* [Page text]:

========================================

AI Security in regulated environments
02·Sector Spotlight

AI Security in regulated environments — Native security

When AI works with sensitive knowledge, architecture stops being a technical choice and becomes a control decision.

7 min read

Enterprise AI systems don't operate in a vacuum.

To generate real value, they need access to:

  • internal documentation,
  • operational context,
  • rules, policies, and business logic.

And in practice, that information is often:

  • regulated,
  • confidential,
  • or, at the very least, sensitive.

This isn't an exception. It's the basis of real use cases.

The right starting point

When AI works with this kind of information, the question isn't whether there is risk or not.

It's that the system must be designed from the start to handle information that cannot circulate freely.

This is where architecture stops being a technical detail.
It becomes the central element of the system.

Private AI as the natural model

A private AI architecture responds directly to this context.

In this model:

  • information remains within controlled environments,
  • processing is performed in dedicated containers,
  • access is defined by role,
  • and traceability is complete.

It's not about adding security afterwards.

========================================

* [Document layout analysis data]:
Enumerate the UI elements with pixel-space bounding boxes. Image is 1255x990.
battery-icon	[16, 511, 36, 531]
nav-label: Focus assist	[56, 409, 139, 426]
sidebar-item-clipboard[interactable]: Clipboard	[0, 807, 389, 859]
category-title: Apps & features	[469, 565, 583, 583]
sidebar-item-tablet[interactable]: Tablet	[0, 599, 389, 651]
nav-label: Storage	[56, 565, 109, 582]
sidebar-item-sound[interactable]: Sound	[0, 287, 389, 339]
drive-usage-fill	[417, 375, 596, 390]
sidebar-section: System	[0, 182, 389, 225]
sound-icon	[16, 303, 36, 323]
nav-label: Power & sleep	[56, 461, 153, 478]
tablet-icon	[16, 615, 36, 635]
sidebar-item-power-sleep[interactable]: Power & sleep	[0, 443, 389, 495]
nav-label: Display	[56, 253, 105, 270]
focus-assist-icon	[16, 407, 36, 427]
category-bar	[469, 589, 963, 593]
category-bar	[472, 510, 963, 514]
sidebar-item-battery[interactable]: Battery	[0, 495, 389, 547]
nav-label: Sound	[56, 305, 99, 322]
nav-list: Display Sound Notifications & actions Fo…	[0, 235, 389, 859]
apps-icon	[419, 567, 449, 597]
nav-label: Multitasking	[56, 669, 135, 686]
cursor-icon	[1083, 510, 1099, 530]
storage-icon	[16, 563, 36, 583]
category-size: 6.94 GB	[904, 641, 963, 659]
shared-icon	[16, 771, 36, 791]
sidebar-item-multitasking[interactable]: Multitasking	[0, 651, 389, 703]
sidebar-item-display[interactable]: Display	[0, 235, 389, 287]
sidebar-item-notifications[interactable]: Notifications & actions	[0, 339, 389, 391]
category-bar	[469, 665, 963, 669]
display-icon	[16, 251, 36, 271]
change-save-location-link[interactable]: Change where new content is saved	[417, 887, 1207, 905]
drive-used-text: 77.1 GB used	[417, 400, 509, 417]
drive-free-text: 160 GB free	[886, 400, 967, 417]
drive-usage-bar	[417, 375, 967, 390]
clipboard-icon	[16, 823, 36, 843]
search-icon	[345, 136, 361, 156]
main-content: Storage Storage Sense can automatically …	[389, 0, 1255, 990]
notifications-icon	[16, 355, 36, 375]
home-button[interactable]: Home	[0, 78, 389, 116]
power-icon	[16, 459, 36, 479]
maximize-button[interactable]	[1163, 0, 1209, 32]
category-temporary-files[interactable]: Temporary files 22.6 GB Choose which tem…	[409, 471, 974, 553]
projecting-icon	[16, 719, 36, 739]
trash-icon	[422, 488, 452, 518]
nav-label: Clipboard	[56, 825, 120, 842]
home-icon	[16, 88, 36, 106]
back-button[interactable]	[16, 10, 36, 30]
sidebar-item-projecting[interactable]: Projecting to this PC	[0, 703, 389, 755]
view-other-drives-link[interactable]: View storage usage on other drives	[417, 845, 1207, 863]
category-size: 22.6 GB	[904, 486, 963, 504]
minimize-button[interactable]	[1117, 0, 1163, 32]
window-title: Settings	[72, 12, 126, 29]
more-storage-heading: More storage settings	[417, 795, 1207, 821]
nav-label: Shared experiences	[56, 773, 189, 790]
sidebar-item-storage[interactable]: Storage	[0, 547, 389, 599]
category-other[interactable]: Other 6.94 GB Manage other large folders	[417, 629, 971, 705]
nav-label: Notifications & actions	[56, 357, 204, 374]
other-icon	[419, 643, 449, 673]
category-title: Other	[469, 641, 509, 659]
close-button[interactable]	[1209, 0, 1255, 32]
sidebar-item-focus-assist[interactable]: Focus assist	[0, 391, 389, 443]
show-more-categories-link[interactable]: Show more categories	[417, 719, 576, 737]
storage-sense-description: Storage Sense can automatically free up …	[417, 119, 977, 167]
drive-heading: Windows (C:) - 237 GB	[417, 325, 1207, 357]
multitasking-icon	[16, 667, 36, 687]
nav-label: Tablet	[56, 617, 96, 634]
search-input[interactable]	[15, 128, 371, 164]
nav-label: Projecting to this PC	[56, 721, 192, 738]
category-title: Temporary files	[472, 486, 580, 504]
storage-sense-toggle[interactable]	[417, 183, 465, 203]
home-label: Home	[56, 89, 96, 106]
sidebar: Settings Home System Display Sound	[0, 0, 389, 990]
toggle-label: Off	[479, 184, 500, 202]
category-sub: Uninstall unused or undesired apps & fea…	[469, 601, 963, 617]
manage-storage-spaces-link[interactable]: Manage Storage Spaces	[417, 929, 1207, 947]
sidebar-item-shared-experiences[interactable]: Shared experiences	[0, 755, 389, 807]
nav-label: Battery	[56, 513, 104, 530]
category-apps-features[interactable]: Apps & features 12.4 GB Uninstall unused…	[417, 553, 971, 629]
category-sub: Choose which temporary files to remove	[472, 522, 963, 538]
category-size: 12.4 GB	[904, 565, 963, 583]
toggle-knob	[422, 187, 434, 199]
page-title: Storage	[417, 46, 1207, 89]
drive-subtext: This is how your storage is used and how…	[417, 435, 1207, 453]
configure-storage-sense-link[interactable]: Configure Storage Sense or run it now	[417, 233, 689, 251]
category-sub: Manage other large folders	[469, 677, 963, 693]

========================================

* [Activities]:
[a] From the page on AI security in regulated environments, quote the passage starting at "The right starting" and ending at "cannot circulate freely.".
[b] In the page on AI security in regulated environments, how is access defined under the private AI model?

* [Expected outputs]:
[a]
The right starting point

When AI works with this kind of information, the question isn't whether there is risk or not.

It's that the system must be designed from the start to handle information that cannot circulate freely.

[b] By role.